(Stored items)
══════════
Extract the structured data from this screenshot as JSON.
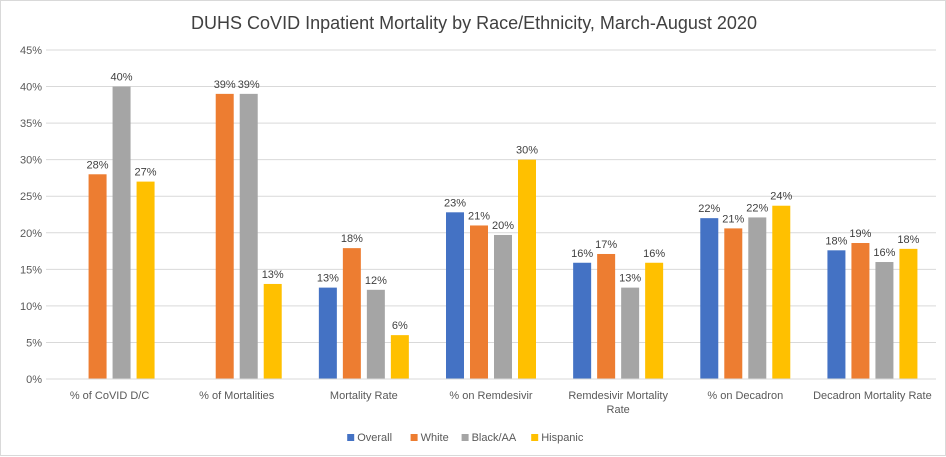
{
  "chart_data": {
    "type": "bar",
    "title": "DUHS CoVID Inpatient Mortality by Race/Ethnicity, March-August 2020",
    "xlabel": "",
    "ylabel": "",
    "ylim": [
      0,
      45
    ],
    "yticks": [
      "0%",
      "5%",
      "10%",
      "15%",
      "20%",
      "25%",
      "30%",
      "35%",
      "40%",
      "45%"
    ],
    "categories": [
      [
        "% of CoVID D/C"
      ],
      [
        "% of Mortalities"
      ],
      [
        "Mortality Rate"
      ],
      [
        "% on Remdesivir"
      ],
      [
        "Remdesivir Mortality",
        "Rate"
      ],
      [
        "% on Decadron"
      ],
      [
        "Decadron Mortality Rate"
      ]
    ],
    "series": [
      {
        "name": "Overall",
        "color": "#4472c4",
        "values": [
          null,
          null,
          12.5,
          22.8,
          15.9,
          22.0,
          17.6
        ],
        "labels": [
          "",
          "",
          "13%",
          "23%",
          "16%",
          "22%",
          "18%"
        ]
      },
      {
        "name": "White",
        "color": "#ed7d31",
        "values": [
          28.0,
          39.0,
          17.9,
          21.0,
          17.1,
          20.6,
          18.6
        ],
        "labels": [
          "28%",
          "39%",
          "18%",
          "21%",
          "17%",
          "21%",
          "19%"
        ]
      },
      {
        "name": "Black/AA",
        "color": "#a5a5a5",
        "values": [
          40.0,
          39.0,
          12.2,
          19.7,
          12.5,
          22.1,
          16.0
        ],
        "labels": [
          "40%",
          "39%",
          "12%",
          "20%",
          "13%",
          "22%",
          "16%"
        ]
      },
      {
        "name": "Hispanic",
        "color": "#ffc000",
        "values": [
          27.0,
          13.0,
          6.0,
          30.0,
          15.9,
          23.7,
          17.8
        ],
        "labels": [
          "27%",
          "13%",
          "6%",
          "30%",
          "16%",
          "24%",
          "18%"
        ]
      }
    ],
    "grid": true,
    "legend": "bottom"
  }
}
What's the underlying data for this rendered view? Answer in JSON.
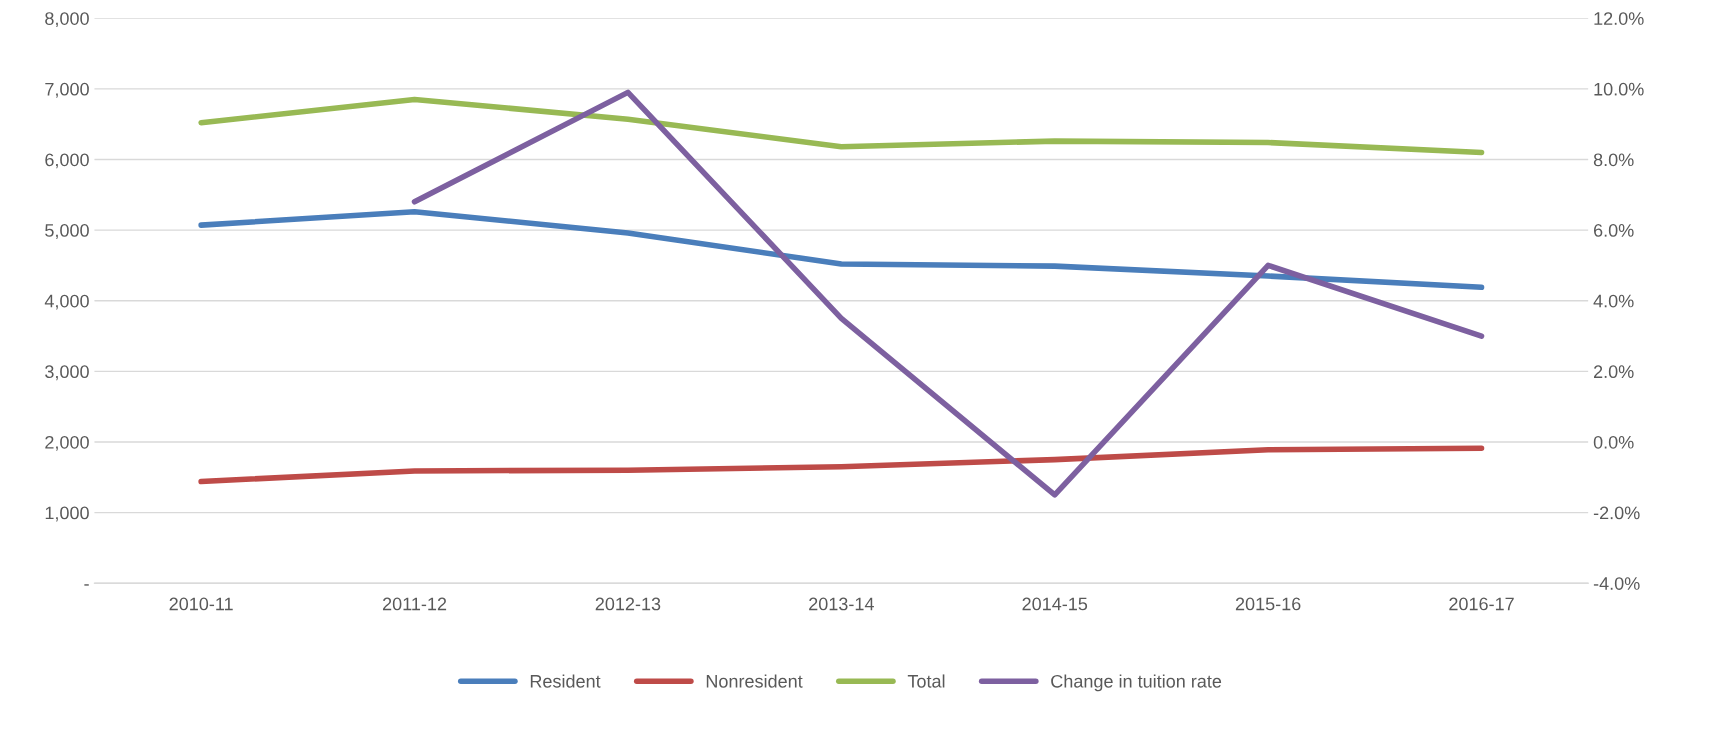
{
  "chart_data": {
    "type": "line",
    "categories": [
      "2010-11",
      "2011-12",
      "2012-13",
      "2013-14",
      "2014-15",
      "2015-16",
      "2016-17"
    ],
    "series": [
      {
        "name": "Resident",
        "color": "#4a7ebb",
        "values": [
          5070,
          5260,
          4960,
          4520,
          4490,
          4350,
          4190
        ]
      },
      {
        "name": "Nonresident",
        "color": "#be4b48",
        "values": [
          1440,
          1590,
          1600,
          1650,
          1750,
          1890,
          1910
        ]
      },
      {
        "name": "Total",
        "color": "#98b954",
        "values": [
          6520,
          6850,
          6570,
          6180,
          6260,
          6240,
          6100
        ]
      },
      {
        "name": "Change in tuition rate",
        "color": "#7d60a0",
        "axis": "y2",
        "values": [
          null,
          6.8,
          9.9,
          3.5,
          -1.5,
          5.0,
          3.0
        ]
      }
    ],
    "ylim": [
      0,
      8000
    ],
    "yticks": [
      {
        "value": 0,
        "label": "-"
      },
      {
        "value": 1000,
        "label": "1,000"
      },
      {
        "value": 2000,
        "label": "2,000"
      },
      {
        "value": 3000,
        "label": "3,000"
      },
      {
        "value": 4000,
        "label": "4,000"
      },
      {
        "value": 5000,
        "label": "5,000"
      },
      {
        "value": 6000,
        "label": "6,000"
      },
      {
        "value": 7000,
        "label": "7,000"
      },
      {
        "value": 8000,
        "label": "8,000"
      }
    ],
    "y2lim": [
      -4,
      12
    ],
    "y2ticks": [
      {
        "value": -4,
        "label": "-4.0%"
      },
      {
        "value": -2,
        "label": "-2.0%"
      },
      {
        "value": 0,
        "label": "0.0%"
      },
      {
        "value": 2,
        "label": "2.0%"
      },
      {
        "value": 4,
        "label": "4.0%"
      },
      {
        "value": 6,
        "label": "6.0%"
      },
      {
        "value": 8,
        "label": "8.0%"
      },
      {
        "value": 10,
        "label": "10.0%"
      },
      {
        "value": 12,
        "label": "12.0%"
      }
    ],
    "grid": "y",
    "legend": "bottom",
    "marker": "none",
    "line_style": "solid"
  }
}
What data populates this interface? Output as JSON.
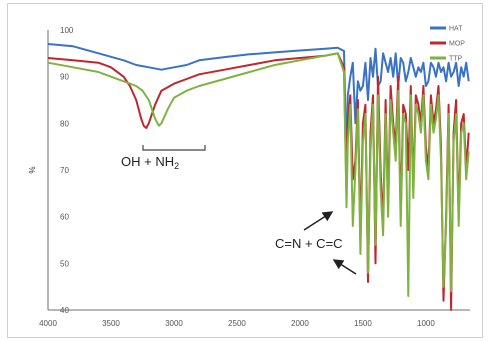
{
  "chart_data": {
    "type": "line",
    "title": "",
    "xlabel": "",
    "ylabel": "%",
    "xlim": [
      4000,
      650
    ],
    "ylim": [
      40,
      100
    ],
    "x_reversed": true,
    "x_ticks": [
      4000,
      3500,
      3000,
      2500,
      2000,
      1500,
      1000
    ],
    "y_ticks": [
      40,
      50,
      60,
      70,
      80,
      90,
      100
    ],
    "grid": false,
    "legend_position": "top-right",
    "series": [
      {
        "name": "HAT",
        "color": "#3a73c4",
        "x": [
          4000,
          3800,
          3600,
          3400,
          3300,
          3200,
          3100,
          3000,
          2900,
          2800,
          2600,
          2400,
          2200,
          2000,
          1800,
          1700,
          1650,
          1630,
          1620,
          1600,
          1580,
          1560,
          1540,
          1520,
          1500,
          1480,
          1460,
          1440,
          1420,
          1400,
          1380,
          1360,
          1340,
          1320,
          1300,
          1280,
          1260,
          1240,
          1220,
          1200,
          1180,
          1160,
          1140,
          1120,
          1100,
          1080,
          1060,
          1040,
          1020,
          1000,
          980,
          960,
          940,
          920,
          900,
          880,
          860,
          840,
          820,
          800,
          780,
          760,
          740,
          720,
          700,
          680,
          660
        ],
        "y": [
          97,
          96.5,
          95,
          93.5,
          92.5,
          92,
          91.5,
          92,
          92.5,
          93.5,
          94.2,
          94.8,
          95.2,
          95.6,
          96,
          96.2,
          95.5,
          72,
          86,
          90,
          93,
          80,
          89,
          87,
          88,
          93,
          85,
          94,
          90,
          96,
          88,
          89,
          95,
          93,
          91,
          94,
          90,
          95,
          88,
          94,
          93,
          89,
          91,
          94,
          92,
          90,
          92,
          91,
          93,
          88,
          89,
          93,
          92,
          90,
          93,
          91,
          92,
          89,
          93,
          90,
          91,
          93,
          88,
          92,
          90,
          93,
          89
        ]
      },
      {
        "name": "MOP",
        "color": "#c0262c",
        "x": [
          4000,
          3800,
          3600,
          3500,
          3400,
          3350,
          3300,
          3260,
          3240,
          3220,
          3200,
          3150,
          3100,
          3000,
          2900,
          2800,
          2600,
          2400,
          2200,
          2000,
          1800,
          1700,
          1650,
          1630,
          1620,
          1600,
          1580,
          1560,
          1540,
          1520,
          1500,
          1480,
          1460,
          1440,
          1420,
          1400,
          1380,
          1360,
          1340,
          1320,
          1300,
          1280,
          1260,
          1240,
          1220,
          1200,
          1180,
          1160,
          1140,
          1120,
          1100,
          1080,
          1060,
          1040,
          1020,
          1000,
          980,
          960,
          940,
          920,
          900,
          880,
          860,
          840,
          820,
          800,
          780,
          760,
          740,
          720,
          700,
          680,
          660
        ],
        "y": [
          94,
          93.5,
          93,
          92,
          90,
          88,
          85,
          81,
          79.5,
          79,
          80,
          84,
          87,
          88.5,
          89.5,
          90.5,
          91.5,
          92.5,
          93.5,
          94,
          94.5,
          95,
          92,
          65,
          80,
          86,
          68,
          72,
          85,
          55,
          80,
          84,
          46,
          78,
          86,
          50,
          90,
          70,
          58,
          85,
          62,
          88,
          80,
          75,
          90,
          60,
          84,
          82,
          70,
          88,
          66,
          86,
          84,
          80,
          88,
          75,
          70,
          86,
          80,
          83,
          88,
          75,
          42,
          60,
          84,
          40,
          78,
          85,
          60,
          80,
          82,
          70,
          78
        ]
      },
      {
        "name": "TTP",
        "color": "#7fb241",
        "x": [
          4000,
          3800,
          3600,
          3500,
          3400,
          3300,
          3250,
          3200,
          3150,
          3120,
          3100,
          3050,
          3000,
          2900,
          2800,
          2600,
          2400,
          2200,
          2000,
          1800,
          1700,
          1650,
          1630,
          1620,
          1600,
          1580,
          1560,
          1540,
          1520,
          1500,
          1480,
          1460,
          1440,
          1420,
          1400,
          1380,
          1360,
          1340,
          1320,
          1300,
          1280,
          1260,
          1240,
          1220,
          1200,
          1180,
          1160,
          1140,
          1120,
          1100,
          1080,
          1060,
          1040,
          1020,
          1000,
          980,
          960,
          940,
          920,
          900,
          880,
          860,
          840,
          820,
          800,
          780,
          760,
          740,
          720,
          700,
          680,
          660
        ],
        "y": [
          93,
          92,
          91,
          90,
          89,
          88,
          87,
          85,
          81,
          79.5,
          80,
          83,
          85.5,
          87,
          88,
          89.5,
          91,
          92.5,
          93.5,
          94.5,
          95,
          91,
          62,
          76,
          84,
          58,
          70,
          83,
          52,
          76,
          82,
          48,
          74,
          84,
          54,
          86,
          66,
          56,
          82,
          60,
          85,
          78,
          72,
          87,
          58,
          82,
          80,
          43,
          86,
          64,
          84,
          82,
          78,
          86,
          72,
          68,
          84,
          78,
          81,
          86,
          72,
          45,
          58,
          82,
          44,
          76,
          82,
          58,
          78,
          80,
          68,
          74
        ]
      }
    ],
    "annotations": [
      {
        "text_main": "OH + NH",
        "text_sub": "2",
        "near_x": 3150,
        "near_y": 79
      },
      {
        "text_main": "C=N + C=C",
        "near_x": 1600,
        "near_y": 60
      }
    ]
  }
}
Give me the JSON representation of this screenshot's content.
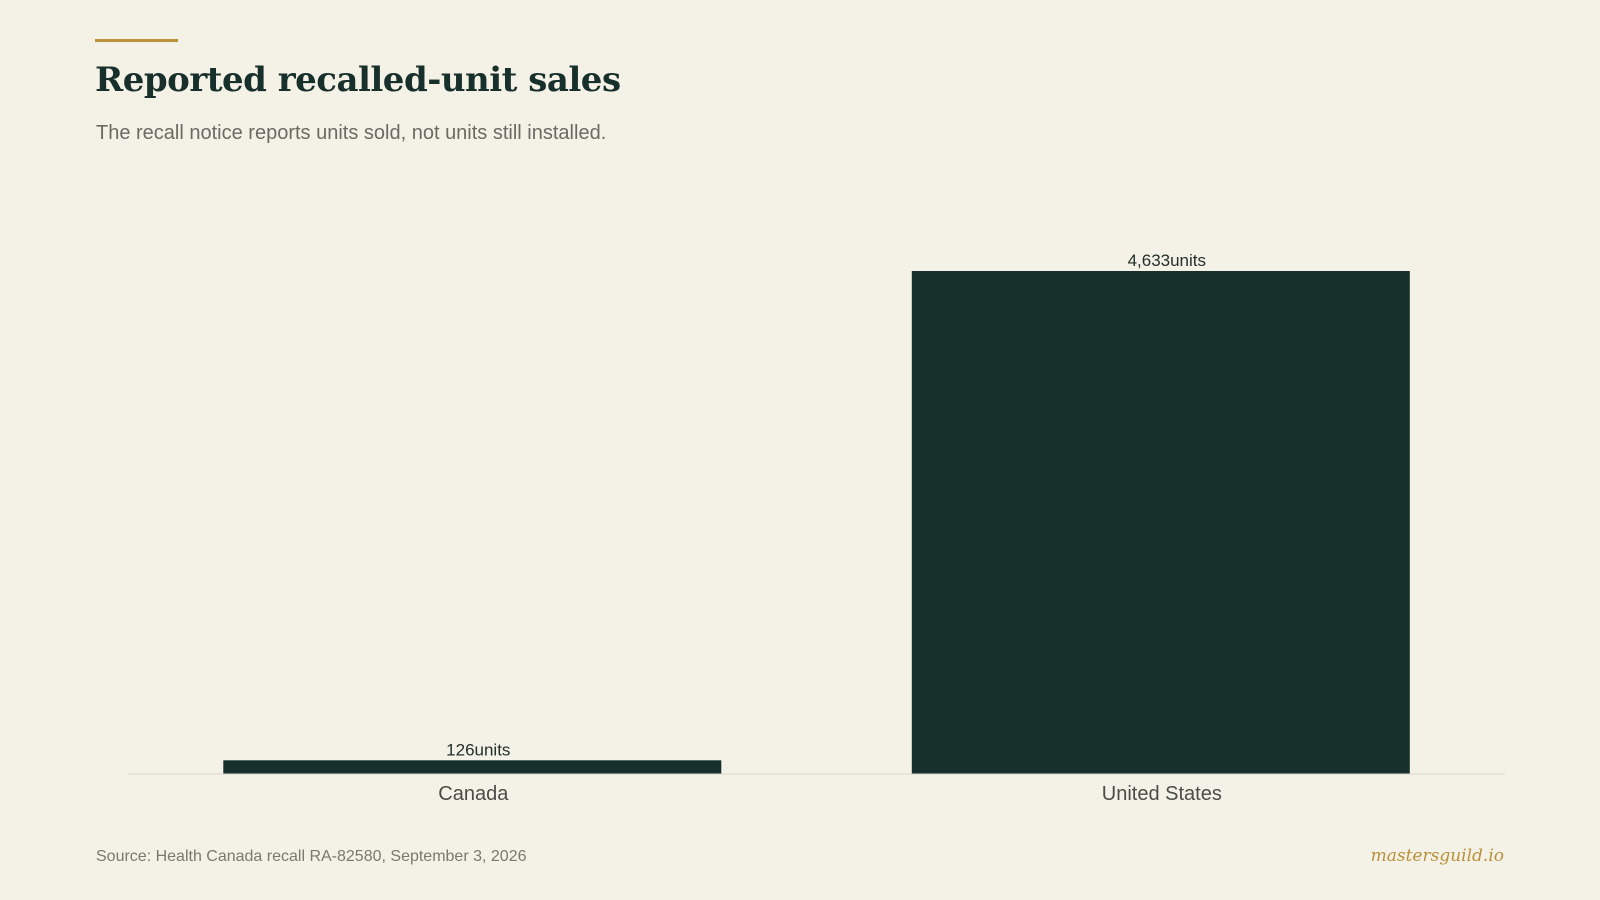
{
  "header": {
    "title": "Reported recalled-unit sales",
    "subtitle": "The recall notice reports units sold, not units still installed."
  },
  "footer": {
    "source": "Source: Health Canada recall RA-82580, September 3, 2026",
    "brand": "mastersguild.io"
  },
  "colors": {
    "bar": "#17302b",
    "accent": "#b8913a",
    "background": "#f4f1e6",
    "baseline": "#d8d5cb"
  },
  "chart_data": {
    "type": "bar",
    "title": "Reported recalled-unit sales",
    "subtitle": "The recall notice reports units sold, not units still installed.",
    "categories": [
      "Canada",
      "United States"
    ],
    "values": [
      126,
      4633
    ],
    "value_labels": [
      "126units",
      "4,633units"
    ],
    "xlabel": "",
    "ylabel": "",
    "ylim": [
      0,
      4633
    ],
    "grid": false,
    "legend": "none"
  }
}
══════════
» **Exercise brief**:
Copy out exactly the lines between the line that contains "Give me the" and the last line of the records, both ends included; leave out every picture.

» **Result of the exercise**:
Give me the JSON representation of this screenshot's content.
{
  "header": {
    "title": "Reported recalled-unit sales",
    "subtitle": "The recall notice reports units sold, not units still installed."
  },
  "footer": {
    "source": "Source: Health Canada recall RA-82580, September 3, 2026",
    "brand": "mastersguild.io"
  },
  "colors": {
    "bar": "#17302b",
    "accent": "#b8913a",
    "background": "#f4f1e6",
    "baseline": "#d8d5cb"
  },
  "chart_data": {
    "type": "bar",
    "title": "Reported recalled-unit sales",
    "subtitle": "The recall notice reports units sold, not units still installed.",
    "categories": [
      "Canada",
      "United States"
    ],
    "values": [
      126,
      4633
    ],
    "value_labels": [
      "126units",
      "4,633units"
    ],
    "xlabel": "",
    "ylabel": "",
    "ylim": [
      0,
      4633
    ],
    "grid": false,
    "legend": "none"
  }
}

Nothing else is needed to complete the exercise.